--- START DATASET EXCERPTS ---

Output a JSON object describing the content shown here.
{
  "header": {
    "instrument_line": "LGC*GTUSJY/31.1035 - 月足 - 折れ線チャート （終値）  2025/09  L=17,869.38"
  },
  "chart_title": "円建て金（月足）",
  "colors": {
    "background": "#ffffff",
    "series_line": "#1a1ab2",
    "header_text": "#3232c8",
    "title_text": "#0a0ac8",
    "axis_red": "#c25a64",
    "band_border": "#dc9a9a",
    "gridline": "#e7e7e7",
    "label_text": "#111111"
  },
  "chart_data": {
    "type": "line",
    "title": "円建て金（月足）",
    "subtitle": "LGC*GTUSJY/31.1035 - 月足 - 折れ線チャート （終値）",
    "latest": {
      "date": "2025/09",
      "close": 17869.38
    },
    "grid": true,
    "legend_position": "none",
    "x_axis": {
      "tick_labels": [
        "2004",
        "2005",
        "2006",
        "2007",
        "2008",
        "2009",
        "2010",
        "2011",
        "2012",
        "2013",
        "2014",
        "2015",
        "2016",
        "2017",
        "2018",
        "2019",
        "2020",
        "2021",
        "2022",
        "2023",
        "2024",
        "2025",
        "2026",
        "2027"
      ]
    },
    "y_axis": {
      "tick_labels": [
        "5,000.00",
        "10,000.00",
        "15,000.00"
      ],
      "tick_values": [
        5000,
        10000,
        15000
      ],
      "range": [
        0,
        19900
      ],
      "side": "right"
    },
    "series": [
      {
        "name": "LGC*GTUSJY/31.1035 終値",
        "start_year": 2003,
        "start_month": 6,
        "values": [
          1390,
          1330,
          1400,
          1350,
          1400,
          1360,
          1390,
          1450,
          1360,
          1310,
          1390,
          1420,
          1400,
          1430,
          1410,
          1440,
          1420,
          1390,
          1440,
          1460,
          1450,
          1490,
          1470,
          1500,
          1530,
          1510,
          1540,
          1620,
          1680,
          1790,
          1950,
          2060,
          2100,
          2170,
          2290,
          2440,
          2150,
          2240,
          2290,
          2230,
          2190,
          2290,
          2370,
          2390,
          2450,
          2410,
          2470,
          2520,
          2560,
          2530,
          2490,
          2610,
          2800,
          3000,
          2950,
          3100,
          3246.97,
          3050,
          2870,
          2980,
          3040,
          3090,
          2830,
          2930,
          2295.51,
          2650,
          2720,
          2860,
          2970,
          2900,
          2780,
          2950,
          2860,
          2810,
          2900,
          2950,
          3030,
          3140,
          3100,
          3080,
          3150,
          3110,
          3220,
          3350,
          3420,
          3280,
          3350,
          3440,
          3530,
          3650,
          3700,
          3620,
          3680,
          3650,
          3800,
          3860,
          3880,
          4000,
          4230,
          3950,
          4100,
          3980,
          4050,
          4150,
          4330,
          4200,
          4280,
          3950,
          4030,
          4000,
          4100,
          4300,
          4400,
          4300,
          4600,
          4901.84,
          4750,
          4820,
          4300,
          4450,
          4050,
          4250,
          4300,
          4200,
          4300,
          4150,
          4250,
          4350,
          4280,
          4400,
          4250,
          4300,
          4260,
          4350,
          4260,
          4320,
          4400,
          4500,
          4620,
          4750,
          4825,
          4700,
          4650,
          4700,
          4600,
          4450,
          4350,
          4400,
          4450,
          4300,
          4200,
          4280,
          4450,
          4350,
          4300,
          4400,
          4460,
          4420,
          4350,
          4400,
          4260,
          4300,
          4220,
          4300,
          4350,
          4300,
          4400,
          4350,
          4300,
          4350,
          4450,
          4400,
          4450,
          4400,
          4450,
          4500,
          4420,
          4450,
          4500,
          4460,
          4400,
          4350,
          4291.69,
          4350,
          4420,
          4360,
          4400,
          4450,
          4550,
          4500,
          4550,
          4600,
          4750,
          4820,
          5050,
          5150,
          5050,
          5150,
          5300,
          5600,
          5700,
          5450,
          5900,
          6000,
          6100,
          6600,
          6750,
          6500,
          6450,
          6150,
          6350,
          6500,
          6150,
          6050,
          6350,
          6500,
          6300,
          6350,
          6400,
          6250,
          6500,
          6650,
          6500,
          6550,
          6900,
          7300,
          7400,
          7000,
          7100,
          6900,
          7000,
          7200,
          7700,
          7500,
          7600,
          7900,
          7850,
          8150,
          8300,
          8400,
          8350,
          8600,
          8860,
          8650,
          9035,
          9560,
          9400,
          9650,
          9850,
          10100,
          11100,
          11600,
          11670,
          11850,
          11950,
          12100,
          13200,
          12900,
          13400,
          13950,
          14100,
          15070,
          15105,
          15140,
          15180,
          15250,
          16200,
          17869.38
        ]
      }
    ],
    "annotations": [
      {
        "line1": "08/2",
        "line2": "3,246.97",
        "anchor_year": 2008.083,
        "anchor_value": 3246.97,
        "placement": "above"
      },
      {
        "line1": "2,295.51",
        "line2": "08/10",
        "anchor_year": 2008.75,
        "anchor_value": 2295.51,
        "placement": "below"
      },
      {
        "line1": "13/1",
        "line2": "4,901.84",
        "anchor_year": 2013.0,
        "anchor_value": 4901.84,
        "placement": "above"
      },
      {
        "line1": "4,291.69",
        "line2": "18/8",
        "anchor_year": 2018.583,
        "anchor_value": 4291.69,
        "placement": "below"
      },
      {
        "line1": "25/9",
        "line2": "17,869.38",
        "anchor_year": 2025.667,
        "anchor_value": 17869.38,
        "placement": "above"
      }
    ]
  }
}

--- END DATASET EXCERPTS ---

### PROBLEM
From the records above, extract everything verbatim.

### RESULT
Output a JSON object describing the content shown here.
{
  "header": {
    "instrument_line": "LGC*GTUSJY/31.1035 - 月足 - 折れ線チャート （終値）  2025/09  L=17,869.38"
  },
  "chart_title": "円建て金（月足）",
  "colors": {
    "background": "#ffffff",
    "series_line": "#1a1ab2",
    "header_text": "#3232c8",
    "title_text": "#0a0ac8",
    "axis_red": "#c25a64",
    "band_border": "#dc9a9a",
    "gridline": "#e7e7e7",
    "label_text": "#111111"
  },
  "chart_data": {
    "type": "line",
    "title": "円建て金（月足）",
    "subtitle": "LGC*GTUSJY/31.1035 - 月足 - 折れ線チャート （終値）",
    "latest": {
      "date": "2025/09",
      "close": 17869.38
    },
    "grid": true,
    "legend_position": "none",
    "x_axis": {
      "tick_labels": [
        "2004",
        "2005",
        "2006",
        "2007",
        "2008",
        "2009",
        "2010",
        "2011",
        "2012",
        "2013",
        "2014",
        "2015",
        "2016",
        "2017",
        "2018",
        "2019",
        "2020",
        "2021",
        "2022",
        "2023",
        "2024",
        "2025",
        "2026",
        "2027"
      ]
    },
    "y_axis": {
      "tick_labels": [
        "5,000.00",
        "10,000.00",
        "15,000.00"
      ],
      "tick_values": [
        5000,
        10000,
        15000
      ],
      "range": [
        0,
        19900
      ],
      "side": "right"
    },
    "series": [
      {
        "name": "LGC*GTUSJY/31.1035 終値",
        "start_year": 2003,
        "start_month": 6,
        "values": [
          1390,
          1330,
          1400,
          1350,
          1400,
          1360,
          1390,
          1450,
          1360,
          1310,
          1390,
          1420,
          1400,
          1430,
          1410,
          1440,
          1420,
          1390,
          1440,
          1460,
          1450,
          1490,
          1470,
          1500,
          1530,
          1510,
          1540,
          1620,
          1680,
          1790,
          1950,
          2060,
          2100,
          2170,
          2290,
          2440,
          2150,
          2240,
          2290,
          2230,
          2190,
          2290,
          2370,
          2390,
          2450,
          2410,
          2470,
          2520,
          2560,
          2530,
          2490,
          2610,
          2800,
          3000,
          2950,
          3100,
          3246.97,
          3050,
          2870,
          2980,
          3040,
          3090,
          2830,
          2930,
          2295.51,
          2650,
          2720,
          2860,
          2970,
          2900,
          2780,
          2950,
          2860,
          2810,
          2900,
          2950,
          3030,
          3140,
          3100,
          3080,
          3150,
          3110,
          3220,
          3350,
          3420,
          3280,
          3350,
          3440,
          3530,
          3650,
          3700,
          3620,
          3680,
          3650,
          3800,
          3860,
          3880,
          4000,
          4230,
          3950,
          4100,
          3980,
          4050,
          4150,
          4330,
          4200,
          4280,
          3950,
          4030,
          4000,
          4100,
          4300,
          4400,
          4300,
          4600,
          4901.84,
          4750,
          4820,
          4300,
          4450,
          4050,
          4250,
          4300,
          4200,
          4300,
          4150,
          4250,
          4350,
          4280,
          4400,
          4250,
          4300,
          4260,
          4350,
          4260,
          4320,
          4400,
          4500,
          4620,
          4750,
          4825,
          4700,
          4650,
          4700,
          4600,
          4450,
          4350,
          4400,
          4450,
          4300,
          4200,
          4280,
          4450,
          4350,
          4300,
          4400,
          4460,
          4420,
          4350,
          4400,
          4260,
          4300,
          4220,
          4300,
          4350,
          4300,
          4400,
          4350,
          4300,
          4350,
          4450,
          4400,
          4450,
          4400,
          4450,
          4500,
          4420,
          4450,
          4500,
          4460,
          4400,
          4350,
          4291.69,
          4350,
          4420,
          4360,
          4400,
          4450,
          4550,
          4500,
          4550,
          4600,
          4750,
          4820,
          5050,
          5150,
          5050,
          5150,
          5300,
          5600,
          5700,
          5450,
          5900,
          6000,
          6100,
          6600,
          6750,
          6500,
          6450,
          6150,
          6350,
          6500,
          6150,
          6050,
          6350,
          6500,
          6300,
          6350,
          6400,
          6250,
          6500,
          6650,
          6500,
          6550,
          6900,
          7300,
          7400,
          7000,
          7100,
          6900,
          7000,
          7200,
          7700,
          7500,
          7600,
          7900,
          7850,
          8150,
          8300,
          8400,
          8350,
          8600,
          8860,
          8650,
          9035,
          9560,
          9400,
          9650,
          9850,
          10100,
          11100,
          11600,
          11670,
          11850,
          11950,
          12100,
          13200,
          12900,
          13400,
          13950,
          14100,
          15070,
          15105,
          15140,
          15180,
          15250,
          16200,
          17869.38
        ]
      }
    ],
    "annotations": [
      {
        "line1": "08/2",
        "line2": "3,246.97",
        "anchor_year": 2008.083,
        "anchor_value": 3246.97,
        "placement": "above"
      },
      {
        "line1": "2,295.51",
        "line2": "08/10",
        "anchor_year": 2008.75,
        "anchor_value": 2295.51,
        "placement": "below"
      },
      {
        "line1": "13/1",
        "line2": "4,901.84",
        "anchor_year": 2013.0,
        "anchor_value": 4901.84,
        "placement": "above"
      },
      {
        "line1": "4,291.69",
        "line2": "18/8",
        "anchor_year": 2018.583,
        "anchor_value": 4291.69,
        "placement": "below"
      },
      {
        "line1": "25/9",
        "line2": "17,869.38",
        "anchor_year": 2025.667,
        "anchor_value": 17869.38,
        "placement": "above"
      }
    ]
  }
}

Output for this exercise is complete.